--- What to produce ---
Repeat the data verbatim.

--- Provided records ---
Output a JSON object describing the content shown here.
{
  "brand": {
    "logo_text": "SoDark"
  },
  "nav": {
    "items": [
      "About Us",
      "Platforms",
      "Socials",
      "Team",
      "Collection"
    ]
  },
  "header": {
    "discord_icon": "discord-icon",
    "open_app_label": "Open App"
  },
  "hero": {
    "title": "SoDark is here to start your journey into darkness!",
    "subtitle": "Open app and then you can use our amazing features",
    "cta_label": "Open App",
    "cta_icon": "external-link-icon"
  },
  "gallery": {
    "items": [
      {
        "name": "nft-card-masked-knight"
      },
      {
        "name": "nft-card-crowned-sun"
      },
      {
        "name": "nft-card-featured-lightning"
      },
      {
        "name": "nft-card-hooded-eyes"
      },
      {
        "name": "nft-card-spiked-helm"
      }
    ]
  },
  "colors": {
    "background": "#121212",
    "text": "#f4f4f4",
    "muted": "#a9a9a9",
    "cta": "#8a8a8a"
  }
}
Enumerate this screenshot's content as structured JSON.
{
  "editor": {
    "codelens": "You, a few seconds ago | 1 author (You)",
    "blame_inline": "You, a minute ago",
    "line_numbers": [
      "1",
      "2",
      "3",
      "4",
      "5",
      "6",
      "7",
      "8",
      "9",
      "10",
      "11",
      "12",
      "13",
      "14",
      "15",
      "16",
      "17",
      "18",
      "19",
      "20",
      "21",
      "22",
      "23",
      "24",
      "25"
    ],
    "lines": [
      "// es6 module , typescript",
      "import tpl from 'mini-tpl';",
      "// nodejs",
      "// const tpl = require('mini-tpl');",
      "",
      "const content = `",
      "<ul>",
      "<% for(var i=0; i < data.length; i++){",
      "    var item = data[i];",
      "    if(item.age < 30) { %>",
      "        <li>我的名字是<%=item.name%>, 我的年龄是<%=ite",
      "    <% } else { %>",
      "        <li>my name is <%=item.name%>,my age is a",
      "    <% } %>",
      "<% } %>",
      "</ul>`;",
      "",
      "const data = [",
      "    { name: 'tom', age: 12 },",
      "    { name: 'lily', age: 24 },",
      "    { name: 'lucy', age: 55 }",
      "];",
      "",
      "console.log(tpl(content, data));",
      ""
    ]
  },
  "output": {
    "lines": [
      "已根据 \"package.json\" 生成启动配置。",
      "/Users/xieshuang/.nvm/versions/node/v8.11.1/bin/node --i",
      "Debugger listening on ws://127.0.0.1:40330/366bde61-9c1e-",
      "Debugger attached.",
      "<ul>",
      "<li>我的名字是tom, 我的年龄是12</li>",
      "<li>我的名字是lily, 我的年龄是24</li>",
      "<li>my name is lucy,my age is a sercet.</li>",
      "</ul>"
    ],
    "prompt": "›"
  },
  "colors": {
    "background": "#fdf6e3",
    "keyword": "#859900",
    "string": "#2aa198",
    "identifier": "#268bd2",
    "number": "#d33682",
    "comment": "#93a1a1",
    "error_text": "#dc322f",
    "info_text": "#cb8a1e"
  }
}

--- Task output ---
Output a JSON object describing the content shown here.
{
  "brand": {
    "logo_text": "SoDark"
  },
  "nav": {
    "items": [
      "About Us",
      "Platforms",
      "Socials",
      "Team",
      "Collection"
    ]
  },
  "header": {
    "discord_icon": "discord-icon",
    "open_app_label": "Open App"
  },
  "hero": {
    "title": "SoDark is here to start your journey into darkness!",
    "subtitle": "Open app and then you can use our amazing features",
    "cta_label": "Open App",
    "cta_icon": "external-link-icon"
  },
  "gallery": {
    "items": [
      {
        "name": "nft-card-masked-knight"
      },
      {
        "name": "nft-card-crowned-sun"
      },
      {
        "name": "nft-card-featured-lightning"
      },
      {
        "name": "nft-card-hooded-eyes"
      },
      {
        "name": "nft-card-spiked-helm"
      }
    ]
  },
  "colors": {
    "background": "#121212",
    "text": "#f4f4f4",
    "muted": "#a9a9a9",
    "cta": "#8a8a8a"
  }
}
Enumerate this screenshot's content as structured JSON.
{
  "editor": {
    "codelens": "You, a few seconds ago | 1 author (You)",
    "blame_inline": "You, a minute ago",
    "line_numbers": [
      "1",
      "2",
      "3",
      "4",
      "5",
      "6",
      "7",
      "8",
      "9",
      "10",
      "11",
      "12",
      "13",
      "14",
      "15",
      "16",
      "17",
      "18",
      "19",
      "20",
      "21",
      "22",
      "23",
      "24",
      "25"
    ],
    "lines": [
      "// es6 module , typescript",
      "import tpl from 'mini-tpl';",
      "// nodejs",
      "// const tpl = require('mini-tpl');",
      "",
      "const content = `",
      "<ul>",
      "<% for(var i=0; i < data.length; i++){",
      "    var item = data[i];",
      "    if(item.age < 30) { %>",
      "        <li>我的名字是<%=item.name%>, 我的年龄是<%=ite",
      "    <% } else { %>",
      "        <li>my name is <%=item.name%>,my age is a",
      "    <% } %>",
      "<% } %>",
      "</ul>`;",
      "",
      "const data = [",
      "    { name: 'tom', age: 12 },",
      "    { name: 'lily', age: 24 },",
      "    { name: 'lucy', age: 55 }",
      "];",
      "",
      "console.log(tpl(content, data));",
      ""
    ]
  },
  "output": {
    "lines": [
      "已根据 \"package.json\" 生成启动配置。",
      "/Users/xieshuang/.nvm/versions/node/v8.11.1/bin/node --i",
      "Debugger listening on ws://127.0.0.1:40330/366bde61-9c1e-",
      "Debugger attached.",
      "<ul>",
      "<li>我的名字是tom, 我的年龄是12</li>",
      "<li>我的名字是lily, 我的年龄是24</li>",
      "<li>my name is lucy,my age is a sercet.</li>",
      "</ul>"
    ],
    "prompt": "›"
  },
  "colors": {
    "background": "#fdf6e3",
    "keyword": "#859900",
    "string": "#2aa198",
    "identifier": "#268bd2",
    "number": "#d33682",
    "comment": "#93a1a1",
    "error_text": "#dc322f",
    "info_text": "#cb8a1e"
  }
}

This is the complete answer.